__What is needed__: From the line with "Give me the" to the final line of the records, reproduce every line exactly and only those lines.
** START Extracted information **
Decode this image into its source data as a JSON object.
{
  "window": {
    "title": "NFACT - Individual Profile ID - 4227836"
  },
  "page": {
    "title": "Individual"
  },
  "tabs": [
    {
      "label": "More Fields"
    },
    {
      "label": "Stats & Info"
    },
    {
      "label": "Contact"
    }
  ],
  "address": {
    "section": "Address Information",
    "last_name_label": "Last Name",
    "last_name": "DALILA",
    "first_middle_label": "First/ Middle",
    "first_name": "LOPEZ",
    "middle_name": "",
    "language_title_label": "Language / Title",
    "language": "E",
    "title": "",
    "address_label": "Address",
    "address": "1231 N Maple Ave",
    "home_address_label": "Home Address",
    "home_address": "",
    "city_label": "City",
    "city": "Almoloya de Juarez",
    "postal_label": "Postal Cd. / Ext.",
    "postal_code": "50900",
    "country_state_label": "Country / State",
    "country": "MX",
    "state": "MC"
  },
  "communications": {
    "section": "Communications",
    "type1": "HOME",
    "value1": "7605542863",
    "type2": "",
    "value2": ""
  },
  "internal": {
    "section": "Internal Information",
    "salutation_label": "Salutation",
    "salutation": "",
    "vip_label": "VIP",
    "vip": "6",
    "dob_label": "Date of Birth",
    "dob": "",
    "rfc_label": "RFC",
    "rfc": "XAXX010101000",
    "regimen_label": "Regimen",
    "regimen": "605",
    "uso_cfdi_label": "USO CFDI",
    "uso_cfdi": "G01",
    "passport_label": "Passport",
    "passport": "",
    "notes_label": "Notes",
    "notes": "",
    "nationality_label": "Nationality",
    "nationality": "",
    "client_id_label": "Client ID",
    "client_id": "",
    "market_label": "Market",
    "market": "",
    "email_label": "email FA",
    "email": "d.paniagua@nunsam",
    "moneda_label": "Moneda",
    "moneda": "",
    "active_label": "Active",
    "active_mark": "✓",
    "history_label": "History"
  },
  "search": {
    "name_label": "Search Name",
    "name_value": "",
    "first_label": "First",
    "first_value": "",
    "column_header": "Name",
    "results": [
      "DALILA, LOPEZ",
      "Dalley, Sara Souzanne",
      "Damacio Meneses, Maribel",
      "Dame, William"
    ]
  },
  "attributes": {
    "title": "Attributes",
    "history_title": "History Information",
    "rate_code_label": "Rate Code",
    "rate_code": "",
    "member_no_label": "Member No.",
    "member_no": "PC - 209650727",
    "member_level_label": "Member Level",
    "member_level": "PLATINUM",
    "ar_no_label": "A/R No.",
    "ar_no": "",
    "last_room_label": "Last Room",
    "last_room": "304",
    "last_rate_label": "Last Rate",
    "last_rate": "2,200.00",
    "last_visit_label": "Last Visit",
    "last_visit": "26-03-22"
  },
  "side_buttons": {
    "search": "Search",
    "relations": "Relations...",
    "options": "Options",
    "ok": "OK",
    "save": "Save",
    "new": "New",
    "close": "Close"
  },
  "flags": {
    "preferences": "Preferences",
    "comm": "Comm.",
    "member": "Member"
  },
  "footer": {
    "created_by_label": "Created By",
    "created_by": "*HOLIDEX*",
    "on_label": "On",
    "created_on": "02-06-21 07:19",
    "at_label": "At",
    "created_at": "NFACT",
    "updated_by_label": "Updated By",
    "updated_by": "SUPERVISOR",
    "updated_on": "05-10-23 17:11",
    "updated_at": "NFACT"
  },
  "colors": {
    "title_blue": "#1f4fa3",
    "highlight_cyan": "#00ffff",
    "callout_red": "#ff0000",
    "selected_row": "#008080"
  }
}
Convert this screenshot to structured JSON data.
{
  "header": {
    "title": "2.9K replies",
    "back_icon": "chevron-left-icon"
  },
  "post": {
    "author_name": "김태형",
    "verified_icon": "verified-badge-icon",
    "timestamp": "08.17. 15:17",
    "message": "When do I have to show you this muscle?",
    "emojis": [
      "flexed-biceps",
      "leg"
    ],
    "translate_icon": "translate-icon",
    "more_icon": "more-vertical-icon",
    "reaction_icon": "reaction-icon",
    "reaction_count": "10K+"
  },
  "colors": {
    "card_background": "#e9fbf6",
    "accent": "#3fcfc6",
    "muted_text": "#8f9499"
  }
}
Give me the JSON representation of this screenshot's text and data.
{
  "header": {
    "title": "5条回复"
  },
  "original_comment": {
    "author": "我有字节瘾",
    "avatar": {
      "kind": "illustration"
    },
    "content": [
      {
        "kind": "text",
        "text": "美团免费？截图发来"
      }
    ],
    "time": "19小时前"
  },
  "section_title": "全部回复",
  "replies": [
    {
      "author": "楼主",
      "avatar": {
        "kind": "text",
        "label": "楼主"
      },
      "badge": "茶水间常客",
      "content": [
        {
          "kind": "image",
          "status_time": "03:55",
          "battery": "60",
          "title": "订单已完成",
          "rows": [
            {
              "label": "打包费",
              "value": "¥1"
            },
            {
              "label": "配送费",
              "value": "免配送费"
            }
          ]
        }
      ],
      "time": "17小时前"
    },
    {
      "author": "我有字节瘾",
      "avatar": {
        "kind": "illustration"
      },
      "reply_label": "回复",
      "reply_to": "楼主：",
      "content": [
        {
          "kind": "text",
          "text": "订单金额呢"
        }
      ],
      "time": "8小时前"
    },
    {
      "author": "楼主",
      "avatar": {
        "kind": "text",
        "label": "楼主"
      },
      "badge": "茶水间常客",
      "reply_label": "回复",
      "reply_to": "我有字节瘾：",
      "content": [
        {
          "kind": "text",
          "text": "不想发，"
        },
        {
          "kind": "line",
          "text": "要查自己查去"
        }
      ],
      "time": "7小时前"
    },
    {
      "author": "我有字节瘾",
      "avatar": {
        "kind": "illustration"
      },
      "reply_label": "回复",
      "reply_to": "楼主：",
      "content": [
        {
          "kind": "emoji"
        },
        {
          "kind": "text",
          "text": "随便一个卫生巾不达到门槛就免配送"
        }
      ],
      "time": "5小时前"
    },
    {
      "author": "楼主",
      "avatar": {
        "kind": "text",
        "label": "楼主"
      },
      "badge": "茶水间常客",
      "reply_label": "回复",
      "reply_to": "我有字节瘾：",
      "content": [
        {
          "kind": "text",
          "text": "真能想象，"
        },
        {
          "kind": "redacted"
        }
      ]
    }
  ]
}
** END Extracted information **
__Reply__:
Give me the JSON representation of this screenshot's text and data.
{
  "header": {
    "title": "5条回复"
  },
  "original_comment": {
    "author": "我有字节瘾",
    "avatar": {
      "kind": "illustration"
    },
    "content": [
      {
        "kind": "text",
        "text": "美团免费？截图发来"
      }
    ],
    "time": "19小时前"
  },
  "section_title": "全部回复",
  "replies": [
    {
      "author": "楼主",
      "avatar": {
        "kind": "text",
        "label": "楼主"
      },
      "badge": "茶水间常客",
      "content": [
        {
          "kind": "image",
          "status_time": "03:55",
          "battery": "60",
          "title": "订单已完成",
          "rows": [
            {
              "label": "打包费",
              "value": "¥1"
            },
            {
              "label": "配送费",
              "value": "免配送费"
            }
          ]
        }
      ],
      "time": "17小时前"
    },
    {
      "author": "我有字节瘾",
      "avatar": {
        "kind": "illustration"
      },
      "reply_label": "回复",
      "reply_to": "楼主：",
      "content": [
        {
          "kind": "text",
          "text": "订单金额呢"
        }
      ],
      "time": "8小时前"
    },
    {
      "author": "楼主",
      "avatar": {
        "kind": "text",
        "label": "楼主"
      },
      "badge": "茶水间常客",
      "reply_label": "回复",
      "reply_to": "我有字节瘾：",
      "content": [
        {
          "kind": "text",
          "text": "不想发，"
        },
        {
          "kind": "line",
          "text": "要查自己查去"
        }
      ],
      "time": "7小时前"
    },
    {
      "author": "我有字节瘾",
      "avatar": {
        "kind": "illustration"
      },
      "reply_label": "回复",
      "reply_to": "楼主：",
      "content": [
        {
          "kind": "emoji"
        },
        {
          "kind": "text",
          "text": "随便一个卫生巾不达到门槛就免配送"
        }
      ],
      "time": "5小时前"
    },
    {
      "author": "楼主",
      "avatar": {
        "kind": "text",
        "label": "楼主"
      },
      "badge": "茶水间常客",
      "reply_label": "回复",
      "reply_to": "我有字节瘾：",
      "content": [
        {
          "kind": "text",
          "text": "真能想象，"
        },
        {
          "kind": "redacted"
        }
      ]
    }
  ]
}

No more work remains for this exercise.